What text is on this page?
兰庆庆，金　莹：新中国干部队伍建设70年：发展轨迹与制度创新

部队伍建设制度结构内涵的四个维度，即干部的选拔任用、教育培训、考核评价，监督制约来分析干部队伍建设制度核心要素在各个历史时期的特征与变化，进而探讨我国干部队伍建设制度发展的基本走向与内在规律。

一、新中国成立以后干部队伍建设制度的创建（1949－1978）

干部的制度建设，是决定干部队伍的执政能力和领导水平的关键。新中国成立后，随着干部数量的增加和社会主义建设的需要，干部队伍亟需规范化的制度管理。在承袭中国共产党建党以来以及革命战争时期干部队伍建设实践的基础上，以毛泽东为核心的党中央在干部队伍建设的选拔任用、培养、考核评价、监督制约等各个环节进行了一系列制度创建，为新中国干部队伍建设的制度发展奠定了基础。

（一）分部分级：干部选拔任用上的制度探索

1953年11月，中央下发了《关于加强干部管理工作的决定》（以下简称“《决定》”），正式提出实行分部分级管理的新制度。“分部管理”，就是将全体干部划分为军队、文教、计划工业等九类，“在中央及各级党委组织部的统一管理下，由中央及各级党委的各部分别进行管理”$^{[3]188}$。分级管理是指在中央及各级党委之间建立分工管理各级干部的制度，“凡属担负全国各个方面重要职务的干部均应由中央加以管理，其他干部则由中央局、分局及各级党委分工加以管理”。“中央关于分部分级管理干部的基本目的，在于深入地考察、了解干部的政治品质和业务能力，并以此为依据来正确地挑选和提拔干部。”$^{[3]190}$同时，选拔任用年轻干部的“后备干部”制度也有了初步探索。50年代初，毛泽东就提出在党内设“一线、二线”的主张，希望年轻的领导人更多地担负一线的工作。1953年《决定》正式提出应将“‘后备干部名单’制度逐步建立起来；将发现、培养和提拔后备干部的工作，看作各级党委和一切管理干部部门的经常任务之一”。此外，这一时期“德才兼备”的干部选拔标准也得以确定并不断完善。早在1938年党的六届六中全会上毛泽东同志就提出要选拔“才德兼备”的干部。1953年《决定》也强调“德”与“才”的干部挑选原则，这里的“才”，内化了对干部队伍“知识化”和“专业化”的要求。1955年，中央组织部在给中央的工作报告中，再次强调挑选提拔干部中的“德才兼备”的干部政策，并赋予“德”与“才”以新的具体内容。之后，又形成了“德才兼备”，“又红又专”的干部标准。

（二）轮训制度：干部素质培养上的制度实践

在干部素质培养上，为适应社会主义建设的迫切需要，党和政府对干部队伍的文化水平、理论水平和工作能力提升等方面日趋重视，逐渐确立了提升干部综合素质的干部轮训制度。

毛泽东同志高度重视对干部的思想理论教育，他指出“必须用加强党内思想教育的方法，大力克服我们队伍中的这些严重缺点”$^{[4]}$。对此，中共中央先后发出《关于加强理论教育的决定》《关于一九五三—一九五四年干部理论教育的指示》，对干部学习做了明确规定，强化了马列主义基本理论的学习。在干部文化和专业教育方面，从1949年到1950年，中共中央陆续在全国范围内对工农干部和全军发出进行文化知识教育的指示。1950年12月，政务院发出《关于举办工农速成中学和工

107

---

> _Task description_
Repeat the material above exactly.

> _The response_
What text is on this page?
兰庆庆，金　莹：新中国干部队伍建设70年：发展轨迹与制度创新

部队伍建设制度结构内涵的四个维度，即干部的选拔任用、教育培训、考核评价，监督制约来分析干部队伍建设制度核心要素在各个历史时期的特征与变化，进而探讨我国干部队伍建设制度发展的基本走向与内在规律。

一、新中国成立以后干部队伍建设制度的创建（1949－1978）

干部的制度建设，是决定干部队伍的执政能力和领导水平的关键。新中国成立后，随着干部数量的增加和社会主义建设的需要，干部队伍亟需规范化的制度管理。在承袭中国共产党建党以来以及革命战争时期干部队伍建设实践的基础上，以毛泽东为核心的党中央在干部队伍建设的选拔任用、培养、考核评价、监督制约等各个环节进行了一系列制度创建，为新中国干部队伍建设的制度发展奠定了基础。

（一）分部分级：干部选拔任用上的制度探索

1953年11月，中央下发了《关于加强干部管理工作的决定》（以下简称“《决定》”），正式提出实行分部分级管理的新制度。“分部管理”，就是将全体干部划分为军队、文教、计划工业等九类，“在中央及各级党委组织部的统一管理下，由中央及各级党委的各部分别进行管理”$^{[3]188}$。分级管理是指在中央及各级党委之间建立分工管理各级干部的制度，“凡属担负全国各个方面重要职务的干部均应由中央加以管理，其他干部则由中央局、分局及各级党委分工加以管理”。“中央关于分部分级管理干部的基本目的，在于深入地考察、了解干部的政治品质和业务能力，并以此为依据来正确地挑选和提拔干部。”$^{[3]190}$同时，选拔任用年轻干部的“后备干部”制度也有了初步探索。50年代初，毛泽东就提出在党内设“一线、二线”的主张，希望年轻的领导人更多地担负一线的工作。1953年《决定》正式提出应将“‘后备干部名单’制度逐步建立起来；将发现、培养和提拔后备干部的工作，看作各级党委和一切管理干部部门的经常任务之一”。此外，这一时期“德才兼备”的干部选拔标准也得以确定并不断完善。早在1938年党的六届六中全会上毛泽东同志就提出要选拔“才德兼备”的干部。1953年《决定》也强调“德”与“才”的干部挑选原则，这里的“才”，内化了对干部队伍“知识化”和“专业化”的要求。1955年，中央组织部在给中央的工作报告中，再次强调挑选提拔干部中的“德才兼备”的干部政策，并赋予“德”与“才”以新的具体内容。之后，又形成了“德才兼备”，“又红又专”的干部标准。

（二）轮训制度：干部素质培养上的制度实践

在干部素质培养上，为适应社会主义建设的迫切需要，党和政府对干部队伍的文化水平、理论水平和工作能力提升等方面日趋重视，逐渐确立了提升干部综合素质的干部轮训制度。

毛泽东同志高度重视对干部的思想理论教育，他指出“必须用加强党内思想教育的方法，大力克服我们队伍中的这些严重缺点”$^{[4]}$。对此，中共中央先后发出《关于加强理论教育的决定》《关于一九五三—一九五四年干部理论教育的指示》，对干部学习做了明确规定，强化了马列主义基本理论的学习。在干部文化和专业教育方面，从1949年到1950年，中共中央陆续在全国范围内对工农干部和全军发出进行文化知识教育的指示。1950年12月，政务院发出《关于举办工农速成中学和工

107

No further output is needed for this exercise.